EXERCISE TASK:
The entries below should be transcribed in their entirety, exactly as written.

PROVIDED INFORMATION:
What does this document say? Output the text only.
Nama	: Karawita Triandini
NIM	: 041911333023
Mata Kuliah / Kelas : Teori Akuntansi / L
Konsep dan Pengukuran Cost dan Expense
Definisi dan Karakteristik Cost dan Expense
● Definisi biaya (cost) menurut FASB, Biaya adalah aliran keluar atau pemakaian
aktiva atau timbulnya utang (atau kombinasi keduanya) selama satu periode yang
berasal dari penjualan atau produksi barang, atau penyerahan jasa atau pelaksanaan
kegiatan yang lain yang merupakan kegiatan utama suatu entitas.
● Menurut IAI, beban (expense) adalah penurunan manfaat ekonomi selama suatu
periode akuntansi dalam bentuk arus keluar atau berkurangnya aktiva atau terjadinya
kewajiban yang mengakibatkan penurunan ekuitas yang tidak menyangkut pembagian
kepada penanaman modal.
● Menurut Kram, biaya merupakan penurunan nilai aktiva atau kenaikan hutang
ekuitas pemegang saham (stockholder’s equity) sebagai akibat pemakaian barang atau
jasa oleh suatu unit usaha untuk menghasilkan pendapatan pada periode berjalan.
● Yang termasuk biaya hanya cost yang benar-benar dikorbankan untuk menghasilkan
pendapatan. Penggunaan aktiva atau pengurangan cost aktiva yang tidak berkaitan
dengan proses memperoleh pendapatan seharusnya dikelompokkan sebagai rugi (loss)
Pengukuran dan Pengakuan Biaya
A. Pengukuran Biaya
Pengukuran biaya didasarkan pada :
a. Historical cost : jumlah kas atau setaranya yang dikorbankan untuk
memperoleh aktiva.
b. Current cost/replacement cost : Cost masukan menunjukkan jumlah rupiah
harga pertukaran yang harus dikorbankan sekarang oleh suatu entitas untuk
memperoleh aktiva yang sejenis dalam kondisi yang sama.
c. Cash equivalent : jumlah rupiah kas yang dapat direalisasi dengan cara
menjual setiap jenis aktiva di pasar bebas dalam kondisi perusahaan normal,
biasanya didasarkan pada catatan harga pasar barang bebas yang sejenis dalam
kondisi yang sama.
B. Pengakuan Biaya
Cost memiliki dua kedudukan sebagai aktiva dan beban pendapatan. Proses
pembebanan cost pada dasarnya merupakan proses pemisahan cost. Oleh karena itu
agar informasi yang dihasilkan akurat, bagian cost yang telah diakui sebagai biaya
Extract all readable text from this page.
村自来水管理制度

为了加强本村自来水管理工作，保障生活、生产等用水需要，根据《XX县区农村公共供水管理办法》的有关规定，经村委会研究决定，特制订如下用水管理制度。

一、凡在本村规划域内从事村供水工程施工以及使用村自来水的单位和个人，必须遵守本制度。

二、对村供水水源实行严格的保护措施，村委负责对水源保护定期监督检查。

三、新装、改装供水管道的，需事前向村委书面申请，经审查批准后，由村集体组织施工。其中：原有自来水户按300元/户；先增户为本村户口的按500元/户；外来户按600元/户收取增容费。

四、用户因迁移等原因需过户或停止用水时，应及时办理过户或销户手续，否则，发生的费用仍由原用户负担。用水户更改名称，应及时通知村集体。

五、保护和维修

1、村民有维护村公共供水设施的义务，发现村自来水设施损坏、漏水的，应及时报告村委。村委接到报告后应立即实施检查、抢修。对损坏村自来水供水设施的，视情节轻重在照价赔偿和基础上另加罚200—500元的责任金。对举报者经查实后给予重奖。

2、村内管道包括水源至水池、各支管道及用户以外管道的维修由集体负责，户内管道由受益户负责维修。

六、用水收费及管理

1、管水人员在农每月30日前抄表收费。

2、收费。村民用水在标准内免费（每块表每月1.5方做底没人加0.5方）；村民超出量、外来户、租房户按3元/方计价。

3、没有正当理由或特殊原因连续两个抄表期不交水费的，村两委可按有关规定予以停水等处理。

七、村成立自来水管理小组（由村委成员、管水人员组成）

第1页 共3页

SOLUTION FOR THIS TASK:
What does this document say? Output the text only.
Nama	: Karawita Triandini
NIM	: 041911333023
Mata Kuliah / Kelas : Teori Akuntansi / L
Konsep dan Pengukuran Cost dan Expense
Definisi dan Karakteristik Cost dan Expense
● Definisi biaya (cost) menurut FASB, Biaya adalah aliran keluar atau pemakaian
aktiva atau timbulnya utang (atau kombinasi keduanya) selama satu periode yang
berasal dari penjualan atau produksi barang, atau penyerahan jasa atau pelaksanaan
kegiatan yang lain yang merupakan kegiatan utama suatu entitas.
● Menurut IAI, beban (expense) adalah penurunan manfaat ekonomi selama suatu
periode akuntansi dalam bentuk arus keluar atau berkurangnya aktiva atau terjadinya
kewajiban yang mengakibatkan penurunan ekuitas yang tidak menyangkut pembagian
kepada penanaman modal.
● Menurut Kram, biaya merupakan penurunan nilai aktiva atau kenaikan hutang
ekuitas pemegang saham (stockholder’s equity) sebagai akibat pemakaian barang atau
jasa oleh suatu unit usaha untuk menghasilkan pendapatan pada periode berjalan.
● Yang termasuk biaya hanya cost yang benar-benar dikorbankan untuk menghasilkan
pendapatan. Penggunaan aktiva atau pengurangan cost aktiva yang tidak berkaitan
dengan proses memperoleh pendapatan seharusnya dikelompokkan sebagai rugi (loss)
Pengukuran dan Pengakuan Biaya
A. Pengukuran Biaya
Pengukuran biaya didasarkan pada :
a. Historical cost : jumlah kas atau setaranya yang dikorbankan untuk
memperoleh aktiva.
b. Current cost/replacement cost : Cost masukan menunjukkan jumlah rupiah
harga pertukaran yang harus dikorbankan sekarang oleh suatu entitas untuk
memperoleh aktiva yang sejenis dalam kondisi yang sama.
c. Cash equivalent : jumlah rupiah kas yang dapat direalisasi dengan cara
menjual setiap jenis aktiva di pasar bebas dalam kondisi perusahaan normal,
biasanya didasarkan pada catatan harga pasar barang bebas yang sejenis dalam
kondisi yang sama.
B. Pengakuan Biaya
Cost memiliki dua kedudukan sebagai aktiva dan beban pendapatan. Proses
pembebanan cost pada dasarnya merupakan proses pemisahan cost. Oleh karena itu
agar informasi yang dihasilkan akurat, bagian cost yang telah diakui sebagai biaya
Extract all readable text from this page.
村自来水管理制度

为了加强本村自来水管理工作，保障生活、生产等用水需要，根据《XX县区农村公共供水管理办法》的有关规定，经村委会研究决定，特制订如下用水管理制度。

一、凡在本村规划域内从事村供水工程施工以及使用村自来水的单位和个人，必须遵守本制度。

二、对村供水水源实行严格的保护措施，村委负责对水源保护定期监督检查。

三、新装、改装供水管道的，需事前向村委书面申请，经审查批准后，由村集体组织施工。其中：原有自来水户按300元/户；先增户为本村户口的按500元/户；外来户按600元/户收取增容费。

四、用户因迁移等原因需过户或停止用水时，应及时办理过户或销户手续，否则，发生的费用仍由原用户负担。用水户更改名称，应及时通知村集体。

五、保护和维修

1、村民有维护村公共供水设施的义务，发现村自来水设施损坏、漏水的，应及时报告村委。村委接到报告后应立即实施检查、抢修。对损坏村自来水供水设施的，视情节轻重在照价赔偿和基础上另加罚200—500元的责任金。对举报者经查实后给予重奖。

2、村内管道包括水源至水池、各支管道及用户以外管道的维修由集体负责，户内管道由受益户负责维修。

六、用水收费及管理

1、管水人员在农每月30日前抄表收费。

2、收费。村民用水在标准内免费（每块表每月1.5方做底没人加0.5方）；村民超出量、外来户、租房户按3元/方计价。

3、没有正当理由或特殊原因连续两个抄表期不交水费的，村两委可按有关规定予以停水等处理。

七、村成立自来水管理小组（由村委成员、管水人员组成）

第1页 共3页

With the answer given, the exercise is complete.